— Directive —
All of the lines below are to be printed again exactly; images are excluded from the output.

════

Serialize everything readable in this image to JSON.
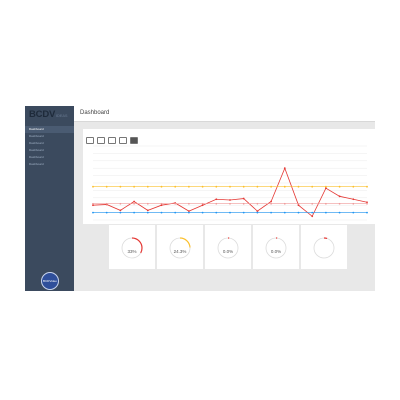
{
  "app": {
    "logo_main": "BCDV",
    "logo_sub": "IDEAS",
    "page_title": "Dashboard"
  },
  "sidebar": {
    "items": [
      {
        "label": "Dashboard",
        "active": true
      },
      {
        "label": "Dashboard",
        "active": false
      },
      {
        "label": "Dashboard",
        "active": false
      },
      {
        "label": "Dashboard",
        "active": false
      },
      {
        "label": "Dashboard",
        "active": false
      },
      {
        "label": "Dashboard",
        "active": false
      }
    ],
    "badge": "BCDVideo"
  },
  "chart_card": {
    "title": "",
    "chips": [
      {
        "label": "",
        "active": false
      },
      {
        "label": "",
        "active": false
      },
      {
        "label": "",
        "active": false
      },
      {
        "label": "",
        "active": false
      },
      {
        "label": "",
        "active": true
      }
    ]
  },
  "chart_data": {
    "type": "line",
    "ylim": [
      0,
      100
    ],
    "x": [
      1,
      2,
      3,
      4,
      5,
      6,
      7,
      8,
      9,
      10,
      11,
      12,
      13,
      14,
      15,
      16,
      17,
      18,
      19,
      20,
      21
    ],
    "series": [
      {
        "color": "#e53935",
        "values": [
          20,
          21,
          13,
          25,
          13,
          20,
          23,
          12,
          20,
          28,
          27,
          29,
          12,
          25,
          70,
          20,
          5,
          43,
          32,
          28,
          24
        ]
      },
      {
        "color": "#fbc02d",
        "values": [
          45,
          45,
          45,
          45,
          45,
          45,
          45,
          45,
          45,
          45,
          45,
          45,
          45,
          45,
          45,
          45,
          45,
          45,
          45,
          45,
          45
        ]
      },
      {
        "color": "#ef9a9a",
        "values": [
          22,
          22,
          22,
          22,
          22,
          22,
          22,
          22,
          22,
          22,
          22,
          22,
          22,
          22,
          22,
          22,
          22,
          22,
          22,
          22,
          22
        ]
      },
      {
        "color": "#2196f3",
        "values": [
          10,
          10,
          10,
          10,
          10,
          10,
          10,
          10,
          10,
          10,
          10,
          10,
          10,
          10,
          10,
          10,
          10,
          10,
          10,
          10,
          10
        ]
      }
    ]
  },
  "stats": [
    {
      "label": "",
      "value": "33%",
      "fraction": 0.33,
      "color": "#e53935"
    },
    {
      "label": "",
      "value": "24.3%",
      "fraction": 0.24,
      "color": "#fbc02d"
    },
    {
      "label": "",
      "value": "0.0%",
      "fraction": 0.0,
      "color": "#e53935"
    },
    {
      "label": "",
      "value": "0.0%",
      "fraction": 0.0,
      "color": "#e53935"
    },
    {
      "label": "",
      "value": "",
      "fraction": 0.05,
      "color": "#e53935"
    }
  ]
}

════

— Solution for this problem —
Serialize everything readable in this image to JSON.
{
  "app": {
    "logo_main": "BCDV",
    "logo_sub": "IDEAS",
    "page_title": "Dashboard"
  },
  "sidebar": {
    "items": [
      {
        "label": "Dashboard",
        "active": true
      },
      {
        "label": "Dashboard",
        "active": false
      },
      {
        "label": "Dashboard",
        "active": false
      },
      {
        "label": "Dashboard",
        "active": false
      },
      {
        "label": "Dashboard",
        "active": false
      },
      {
        "label": "Dashboard",
        "active": false
      }
    ],
    "badge": "BCDVideo"
  },
  "chart_card": {
    "title": "",
    "chips": [
      {
        "label": "",
        "active": false
      },
      {
        "label": "",
        "active": false
      },
      {
        "label": "",
        "active": false
      },
      {
        "label": "",
        "active": false
      },
      {
        "label": "",
        "active": true
      }
    ]
  },
  "chart_data": {
    "type": "line",
    "ylim": [
      0,
      100
    ],
    "x": [
      1,
      2,
      3,
      4,
      5,
      6,
      7,
      8,
      9,
      10,
      11,
      12,
      13,
      14,
      15,
      16,
      17,
      18,
      19,
      20,
      21
    ],
    "series": [
      {
        "color": "#e53935",
        "values": [
          20,
          21,
          13,
          25,
          13,
          20,
          23,
          12,
          20,
          28,
          27,
          29,
          12,
          25,
          70,
          20,
          5,
          43,
          32,
          28,
          24
        ]
      },
      {
        "color": "#fbc02d",
        "values": [
          45,
          45,
          45,
          45,
          45,
          45,
          45,
          45,
          45,
          45,
          45,
          45,
          45,
          45,
          45,
          45,
          45,
          45,
          45,
          45,
          45
        ]
      },
      {
        "color": "#ef9a9a",
        "values": [
          22,
          22,
          22,
          22,
          22,
          22,
          22,
          22,
          22,
          22,
          22,
          22,
          22,
          22,
          22,
          22,
          22,
          22,
          22,
          22,
          22
        ]
      },
      {
        "color": "#2196f3",
        "values": [
          10,
          10,
          10,
          10,
          10,
          10,
          10,
          10,
          10,
          10,
          10,
          10,
          10,
          10,
          10,
          10,
          10,
          10,
          10,
          10,
          10
        ]
      }
    ]
  },
  "stats": [
    {
      "label": "",
      "value": "33%",
      "fraction": 0.33,
      "color": "#e53935"
    },
    {
      "label": "",
      "value": "24.3%",
      "fraction": 0.24,
      "color": "#fbc02d"
    },
    {
      "label": "",
      "value": "0.0%",
      "fraction": 0.0,
      "color": "#e53935"
    },
    {
      "label": "",
      "value": "0.0%",
      "fraction": 0.0,
      "color": "#e53935"
    },
    {
      "label": "",
      "value": "",
      "fraction": 0.05,
      "color": "#e53935"
    }
  ]
}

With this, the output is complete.